Aim:
Below are some records. Count the lines with "ylabel" in them and give nothing but the total.

--- begin ---

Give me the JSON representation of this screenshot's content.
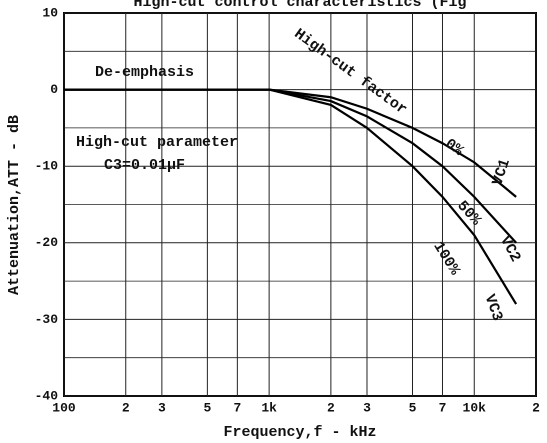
{
  "chart_data": {
    "type": "line",
    "title": "High-cut control characteristics (Fig",
    "xlabel": "Frequency,f - kHz",
    "ylabel": "Attenuation,ATT - dB",
    "x": [
      100,
      200,
      500,
      1000,
      2000,
      3000,
      5000,
      7000,
      10000,
      16000
    ],
    "series": [
      {
        "name": "0%",
        "color": "#000000",
        "values": [
          0,
          0,
          0,
          0,
          -1,
          -2.5,
          -5,
          -7,
          -9.5,
          -14
        ]
      },
      {
        "name": "50%",
        "color": "#000000",
        "values": [
          0,
          0,
          0,
          0,
          -1.5,
          -3.5,
          -7,
          -10,
          -14,
          -20
        ]
      },
      {
        "name": "100%",
        "color": "#000000",
        "values": [
          0,
          0,
          0,
          0,
          -2,
          -5,
          -10,
          -14,
          -19,
          -28
        ]
      }
    ],
    "annotations": [
      "De-emphasis",
      "High-cut factor",
      "VC1",
      "VC2",
      "VC3",
      "High-cut parameter",
      "C3=0.01μF"
    ],
    "xscale": "log",
    "xlim": [
      100,
      20000
    ],
    "xticks": [
      100,
      {
        "value": 200,
        "label": "2"
      },
      {
        "value": 300,
        "label": "3"
      },
      {
        "value": 500,
        "label": "5"
      },
      {
        "value": 700,
        "label": "7"
      },
      {
        "value": 1000,
        "label": "1k"
      },
      {
        "value": 2000,
        "label": "2"
      },
      {
        "value": 3000,
        "label": "3"
      },
      {
        "value": 5000,
        "label": "5"
      },
      {
        "value": 7000,
        "label": "7"
      },
      {
        "value": 10000,
        "label": "10k"
      },
      {
        "value": 20000,
        "label": "2"
      }
    ],
    "ylim": [
      -40,
      10
    ],
    "yticks": [
      10,
      0,
      -10,
      -20,
      -30,
      -40
    ],
    "minor_yticks": [
      5,
      -5,
      -15,
      -25,
      -35
    ],
    "grid": true
  }
}
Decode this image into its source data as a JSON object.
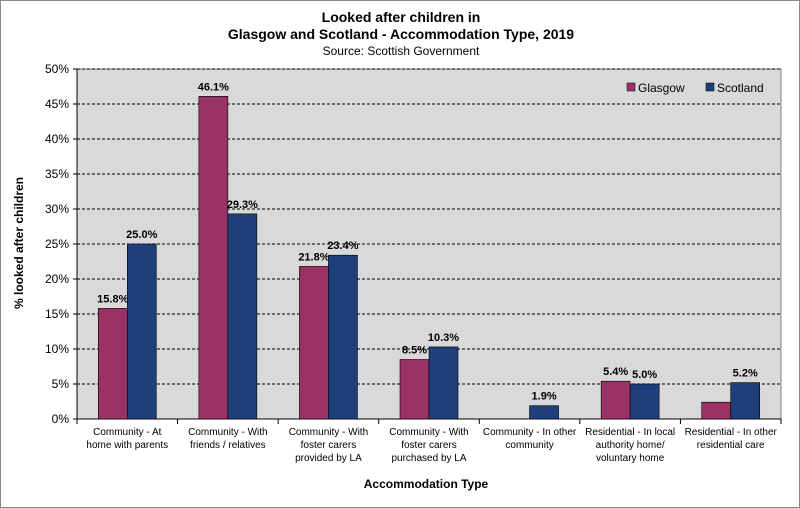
{
  "chart_data": {
    "type": "bar",
    "title": [
      "Looked after children in",
      "Glasgow and Scotland - Accommodation Type, 2019"
    ],
    "subtitle": "Source: Scottish Government",
    "xlabel": "Accommodation Type",
    "ylabel": "% looked after children",
    "ylim": [
      0,
      50
    ],
    "yticks": [
      0,
      5,
      10,
      15,
      20,
      25,
      30,
      35,
      40,
      45,
      50
    ],
    "ytick_labels": [
      "0%",
      "5%",
      "10%",
      "15%",
      "20%",
      "25%",
      "30%",
      "35%",
      "40%",
      "45%",
      "50%"
    ],
    "grid": true,
    "legend_position": "top-right",
    "categories": [
      [
        "Community - At",
        "home with parents"
      ],
      [
        "Community - With",
        "friends / relatives"
      ],
      [
        "Community - With",
        "foster carers",
        "provided by LA"
      ],
      [
        "Community - With",
        "foster carers",
        "purchased by LA"
      ],
      [
        "Community - In other",
        "community"
      ],
      [
        "Residential - In local",
        "authority home/",
        "voluntary home"
      ],
      [
        "Residential - In other",
        "residential care"
      ]
    ],
    "series": [
      {
        "name": "Glasgow",
        "color": "#993366",
        "values": [
          15.8,
          46.1,
          21.8,
          8.5,
          0,
          5.4,
          2.4
        ],
        "labels": [
          "15.8%",
          "46.1%",
          "21.8%",
          "8.5%",
          "",
          "5.4%",
          ""
        ]
      },
      {
        "name": "Scotland",
        "color": "#1f3f7a",
        "values": [
          25.0,
          29.3,
          23.4,
          10.3,
          1.9,
          5.0,
          5.2
        ],
        "labels": [
          "25.0%",
          "29.3%",
          "23.4%",
          "10.3%",
          "1.9%",
          "5.0%",
          "5.2%"
        ]
      }
    ],
    "colors": {
      "plot_background": "#d9d9d9",
      "grid": "#000000"
    }
  }
}
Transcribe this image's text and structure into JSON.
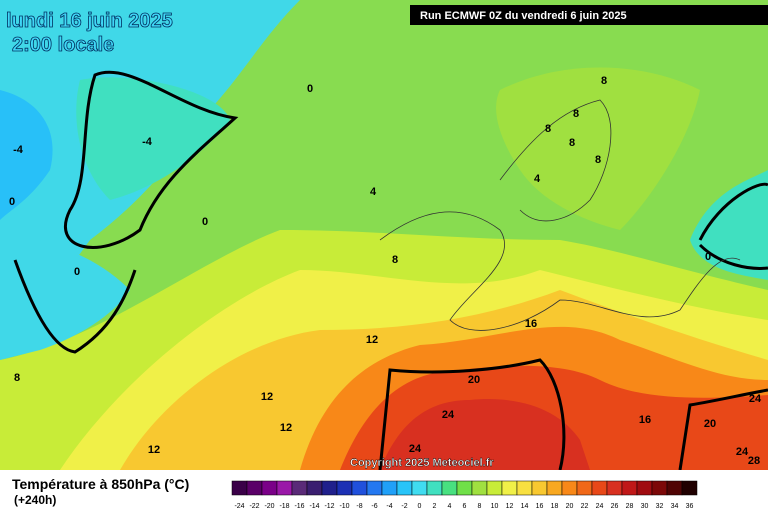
{
  "map": {
    "title": "lundi 16 juin 2025",
    "subtitle": "2:00 locale",
    "run": "Run ECMWF 0Z du vendredi 6 juin 2025",
    "copyright": "Copyright 2025 Meteociel.fr",
    "contour_labels": [
      0,
      0,
      0,
      0,
      0,
      -4,
      -4,
      4,
      4,
      8,
      8,
      8,
      8,
      8,
      8,
      8,
      12,
      12,
      12,
      12,
      16,
      16,
      20,
      20,
      24,
      24,
      24,
      24,
      28
    ]
  },
  "legend": {
    "title": "Température à 850hPa (°C)",
    "subtitle": "(+240h)",
    "labels": [
      -24,
      -22,
      -20,
      -18,
      -16,
      -14,
      -12,
      -10,
      -8,
      -6,
      -4,
      -2,
      0,
      2,
      4,
      6,
      8,
      10,
      12,
      14,
      16,
      18,
      20,
      22,
      24,
      26,
      28,
      30,
      32,
      34,
      36
    ],
    "colors": [
      "#3a0048",
      "#5a0068",
      "#7a0088",
      "#9a18a8",
      "#5a2a78",
      "#3a1e70",
      "#20208c",
      "#1c30b4",
      "#2050dc",
      "#2478f0",
      "#20a0f8",
      "#28c4f8",
      "#40dcf0",
      "#40e0c0",
      "#48e080",
      "#70e048",
      "#a0e040",
      "#c8ec38",
      "#f0f048",
      "#f8e040",
      "#f8c830",
      "#f8a820",
      "#f88818",
      "#f06818",
      "#e84818",
      "#d83020",
      "#c01818",
      "#a00c10",
      "#7c0808",
      "#500404",
      "#200000"
    ]
  }
}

--- end ---

Response:
2